[Required work]:
Reproduce all entries word for word.
____ Dataset records
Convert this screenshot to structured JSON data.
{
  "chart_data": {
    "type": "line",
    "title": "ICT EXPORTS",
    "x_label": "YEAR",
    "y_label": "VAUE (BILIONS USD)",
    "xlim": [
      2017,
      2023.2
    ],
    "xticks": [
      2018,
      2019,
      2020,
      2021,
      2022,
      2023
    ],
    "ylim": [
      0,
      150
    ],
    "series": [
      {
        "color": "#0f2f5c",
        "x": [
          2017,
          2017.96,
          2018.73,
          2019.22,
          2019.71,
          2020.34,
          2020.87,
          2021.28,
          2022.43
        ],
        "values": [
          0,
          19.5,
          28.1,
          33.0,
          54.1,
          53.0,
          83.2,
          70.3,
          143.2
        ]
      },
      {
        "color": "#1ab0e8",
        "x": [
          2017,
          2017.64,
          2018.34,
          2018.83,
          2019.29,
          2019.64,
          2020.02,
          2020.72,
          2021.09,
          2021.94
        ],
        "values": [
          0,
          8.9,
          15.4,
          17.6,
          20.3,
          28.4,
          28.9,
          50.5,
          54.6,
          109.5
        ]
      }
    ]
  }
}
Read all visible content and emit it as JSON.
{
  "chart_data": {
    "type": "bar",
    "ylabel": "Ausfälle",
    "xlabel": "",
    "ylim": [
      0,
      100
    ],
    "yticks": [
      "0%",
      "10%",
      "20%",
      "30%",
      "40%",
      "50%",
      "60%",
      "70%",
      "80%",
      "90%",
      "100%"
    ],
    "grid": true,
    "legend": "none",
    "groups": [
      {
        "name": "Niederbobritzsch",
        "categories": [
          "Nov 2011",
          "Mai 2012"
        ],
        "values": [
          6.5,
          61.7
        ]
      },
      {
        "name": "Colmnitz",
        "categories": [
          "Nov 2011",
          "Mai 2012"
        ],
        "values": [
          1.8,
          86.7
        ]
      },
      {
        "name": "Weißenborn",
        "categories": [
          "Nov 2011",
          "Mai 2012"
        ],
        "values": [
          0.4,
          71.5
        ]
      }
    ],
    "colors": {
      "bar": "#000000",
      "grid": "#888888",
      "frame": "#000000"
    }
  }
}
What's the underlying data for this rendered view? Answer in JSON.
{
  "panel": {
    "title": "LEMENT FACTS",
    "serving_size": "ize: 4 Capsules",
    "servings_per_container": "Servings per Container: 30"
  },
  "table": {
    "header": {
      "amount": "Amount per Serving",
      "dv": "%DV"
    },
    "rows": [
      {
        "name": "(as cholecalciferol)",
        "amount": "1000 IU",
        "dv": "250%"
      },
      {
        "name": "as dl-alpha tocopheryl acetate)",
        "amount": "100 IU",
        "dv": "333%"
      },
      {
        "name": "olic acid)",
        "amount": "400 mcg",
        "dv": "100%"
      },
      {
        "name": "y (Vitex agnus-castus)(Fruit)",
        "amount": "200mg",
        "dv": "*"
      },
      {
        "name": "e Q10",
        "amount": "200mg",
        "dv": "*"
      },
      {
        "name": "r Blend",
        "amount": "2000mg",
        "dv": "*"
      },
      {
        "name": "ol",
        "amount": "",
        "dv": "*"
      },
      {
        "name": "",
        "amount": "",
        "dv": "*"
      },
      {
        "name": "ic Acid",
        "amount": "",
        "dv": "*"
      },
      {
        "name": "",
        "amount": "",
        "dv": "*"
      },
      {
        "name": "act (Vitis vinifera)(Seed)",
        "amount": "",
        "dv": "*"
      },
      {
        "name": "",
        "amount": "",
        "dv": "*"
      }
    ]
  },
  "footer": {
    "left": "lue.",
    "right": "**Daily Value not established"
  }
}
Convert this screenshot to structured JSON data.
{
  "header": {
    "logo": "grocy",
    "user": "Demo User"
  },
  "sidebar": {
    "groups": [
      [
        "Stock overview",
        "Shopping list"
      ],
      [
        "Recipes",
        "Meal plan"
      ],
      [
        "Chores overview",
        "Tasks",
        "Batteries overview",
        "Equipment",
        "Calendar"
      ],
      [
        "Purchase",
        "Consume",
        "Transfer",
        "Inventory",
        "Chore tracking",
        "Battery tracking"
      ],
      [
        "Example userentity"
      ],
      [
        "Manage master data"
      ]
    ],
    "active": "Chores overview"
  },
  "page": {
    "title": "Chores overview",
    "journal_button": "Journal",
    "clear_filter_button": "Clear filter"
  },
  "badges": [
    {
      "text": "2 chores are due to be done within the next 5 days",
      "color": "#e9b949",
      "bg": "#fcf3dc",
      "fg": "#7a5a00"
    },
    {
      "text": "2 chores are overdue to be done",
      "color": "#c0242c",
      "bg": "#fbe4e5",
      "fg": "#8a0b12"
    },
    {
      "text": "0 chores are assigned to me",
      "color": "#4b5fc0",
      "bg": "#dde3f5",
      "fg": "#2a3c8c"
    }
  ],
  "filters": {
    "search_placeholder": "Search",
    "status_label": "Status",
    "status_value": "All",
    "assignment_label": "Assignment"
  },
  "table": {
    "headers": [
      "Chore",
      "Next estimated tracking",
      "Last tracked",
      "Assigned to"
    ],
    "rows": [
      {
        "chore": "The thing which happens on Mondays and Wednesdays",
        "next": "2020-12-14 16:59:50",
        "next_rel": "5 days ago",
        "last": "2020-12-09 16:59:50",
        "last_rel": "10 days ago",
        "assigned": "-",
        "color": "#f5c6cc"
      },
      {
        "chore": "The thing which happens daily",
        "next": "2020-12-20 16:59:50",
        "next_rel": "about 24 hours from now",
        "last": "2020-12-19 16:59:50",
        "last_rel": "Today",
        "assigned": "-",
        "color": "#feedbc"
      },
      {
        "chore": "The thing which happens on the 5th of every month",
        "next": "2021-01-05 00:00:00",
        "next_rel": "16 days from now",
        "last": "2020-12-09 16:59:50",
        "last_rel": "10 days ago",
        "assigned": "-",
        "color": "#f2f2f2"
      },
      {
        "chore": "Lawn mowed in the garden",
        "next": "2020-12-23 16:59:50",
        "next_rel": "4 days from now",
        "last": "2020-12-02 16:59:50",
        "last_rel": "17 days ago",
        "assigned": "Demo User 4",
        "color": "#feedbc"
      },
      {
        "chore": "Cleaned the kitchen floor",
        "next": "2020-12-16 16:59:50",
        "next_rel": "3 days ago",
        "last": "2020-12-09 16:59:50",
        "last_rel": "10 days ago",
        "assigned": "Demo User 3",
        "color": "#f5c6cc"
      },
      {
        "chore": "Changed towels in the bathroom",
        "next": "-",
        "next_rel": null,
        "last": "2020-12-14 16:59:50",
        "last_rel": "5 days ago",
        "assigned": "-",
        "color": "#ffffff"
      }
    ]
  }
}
________
[Solution to this task]:
Convert this screenshot to structured JSON data.
{
  "chart_data": {
    "type": "line",
    "title": "ICT EXPORTS",
    "x_label": "YEAR",
    "y_label": "VAUE (BILIONS USD)",
    "xlim": [
      2017,
      2023.2
    ],
    "xticks": [
      2018,
      2019,
      2020,
      2021,
      2022,
      2023
    ],
    "ylim": [
      0,
      150
    ],
    "series": [
      {
        "color": "#0f2f5c",
        "x": [
          2017,
          2017.96,
          2018.73,
          2019.22,
          2019.71,
          2020.34,
          2020.87,
          2021.28,
          2022.43
        ],
        "values": [
          0,
          19.5,
          28.1,
          33.0,
          54.1,
          53.0,
          83.2,
          70.3,
          143.2
        ]
      },
      {
        "color": "#1ab0e8",
        "x": [
          2017,
          2017.64,
          2018.34,
          2018.83,
          2019.29,
          2019.64,
          2020.02,
          2020.72,
          2021.09,
          2021.94
        ],
        "values": [
          0,
          8.9,
          15.4,
          17.6,
          20.3,
          28.4,
          28.9,
          50.5,
          54.6,
          109.5
        ]
      }
    ]
  }
}
Read all visible content and emit it as JSON.
{
  "chart_data": {
    "type": "bar",
    "ylabel": "Ausfälle",
    "xlabel": "",
    "ylim": [
      0,
      100
    ],
    "yticks": [
      "0%",
      "10%",
      "20%",
      "30%",
      "40%",
      "50%",
      "60%",
      "70%",
      "80%",
      "90%",
      "100%"
    ],
    "grid": true,
    "legend": "none",
    "groups": [
      {
        "name": "Niederbobritzsch",
        "categories": [
          "Nov 2011",
          "Mai 2012"
        ],
        "values": [
          6.5,
          61.7
        ]
      },
      {
        "name": "Colmnitz",
        "categories": [
          "Nov 2011",
          "Mai 2012"
        ],
        "values": [
          1.8,
          86.7
        ]
      },
      {
        "name": "Weißenborn",
        "categories": [
          "Nov 2011",
          "Mai 2012"
        ],
        "values": [
          0.4,
          71.5
        ]
      }
    ],
    "colors": {
      "bar": "#000000",
      "grid": "#888888",
      "frame": "#000000"
    }
  }
}
What's the underlying data for this rendered view? Answer in JSON.
{
  "panel": {
    "title": "LEMENT FACTS",
    "serving_size": "ize: 4 Capsules",
    "servings_per_container": "Servings per Container: 30"
  },
  "table": {
    "header": {
      "amount": "Amount per Serving",
      "dv": "%DV"
    },
    "rows": [
      {
        "name": "(as cholecalciferol)",
        "amount": "1000 IU",
        "dv": "250%"
      },
      {
        "name": "as dl-alpha tocopheryl acetate)",
        "amount": "100 IU",
        "dv": "333%"
      },
      {
        "name": "olic acid)",
        "amount": "400 mcg",
        "dv": "100%"
      },
      {
        "name": "y (Vitex agnus-castus)(Fruit)",
        "amount": "200mg",
        "dv": "*"
      },
      {
        "name": "e Q10",
        "amount": "200mg",
        "dv": "*"
      },
      {
        "name": "r Blend",
        "amount": "2000mg",
        "dv": "*"
      },
      {
        "name": "ol",
        "amount": "",
        "dv": "*"
      },
      {
        "name": "",
        "amount": "",
        "dv": "*"
      },
      {
        "name": "ic Acid",
        "amount": "",
        "dv": "*"
      },
      {
        "name": "",
        "amount": "",
        "dv": "*"
      },
      {
        "name": "act (Vitis vinifera)(Seed)",
        "amount": "",
        "dv": "*"
      },
      {
        "name": "",
        "amount": "",
        "dv": "*"
      }
    ]
  },
  "footer": {
    "left": "lue.",
    "right": "**Daily Value not established"
  }
}
Convert this screenshot to structured JSON data.
{
  "header": {
    "logo": "grocy",
    "user": "Demo User"
  },
  "sidebar": {
    "groups": [
      [
        "Stock overview",
        "Shopping list"
      ],
      [
        "Recipes",
        "Meal plan"
      ],
      [
        "Chores overview",
        "Tasks",
        "Batteries overview",
        "Equipment",
        "Calendar"
      ],
      [
        "Purchase",
        "Consume",
        "Transfer",
        "Inventory",
        "Chore tracking",
        "Battery tracking"
      ],
      [
        "Example userentity"
      ],
      [
        "Manage master data"
      ]
    ],
    "active": "Chores overview"
  },
  "page": {
    "title": "Chores overview",
    "journal_button": "Journal",
    "clear_filter_button": "Clear filter"
  },
  "badges": [
    {
      "text": "2 chores are due to be done within the next 5 days",
      "color": "#e9b949",
      "bg": "#fcf3dc",
      "fg": "#7a5a00"
    },
    {
      "text": "2 chores are overdue to be done",
      "color": "#c0242c",
      "bg": "#fbe4e5",
      "fg": "#8a0b12"
    },
    {
      "text": "0 chores are assigned to me",
      "color": "#4b5fc0",
      "bg": "#dde3f5",
      "fg": "#2a3c8c"
    }
  ],
  "filters": {
    "search_placeholder": "Search",
    "status_label": "Status",
    "status_value": "All",
    "assignment_label": "Assignment"
  },
  "table": {
    "headers": [
      "Chore",
      "Next estimated tracking",
      "Last tracked",
      "Assigned to"
    ],
    "rows": [
      {
        "chore": "The thing which happens on Mondays and Wednesdays",
        "next": "2020-12-14 16:59:50",
        "next_rel": "5 days ago",
        "last": "2020-12-09 16:59:50",
        "last_rel": "10 days ago",
        "assigned": "-",
        "color": "#f5c6cc"
      },
      {
        "chore": "The thing which happens daily",
        "next": "2020-12-20 16:59:50",
        "next_rel": "about 24 hours from now",
        "last": "2020-12-19 16:59:50",
        "last_rel": "Today",
        "assigned": "-",
        "color": "#feedbc"
      },
      {
        "chore": "The thing which happens on the 5th of every month",
        "next": "2021-01-05 00:00:00",
        "next_rel": "16 days from now",
        "last": "2020-12-09 16:59:50",
        "last_rel": "10 days ago",
        "assigned": "-",
        "color": "#f2f2f2"
      },
      {
        "chore": "Lawn mowed in the garden",
        "next": "2020-12-23 16:59:50",
        "next_rel": "4 days from now",
        "last": "2020-12-02 16:59:50",
        "last_rel": "17 days ago",
        "assigned": "Demo User 4",
        "color": "#feedbc"
      },
      {
        "chore": "Cleaned the kitchen floor",
        "next": "2020-12-16 16:59:50",
        "next_rel": "3 days ago",
        "last": "2020-12-09 16:59:50",
        "last_rel": "10 days ago",
        "assigned": "Demo User 3",
        "color": "#f5c6cc"
      },
      {
        "chore": "Changed towels in the bathroom",
        "next": "-",
        "next_rel": null,
        "last": "2020-12-14 16:59:50",
        "last_rel": "5 days ago",
        "assigned": "-",
        "color": "#ffffff"
      }
    ]
  }
}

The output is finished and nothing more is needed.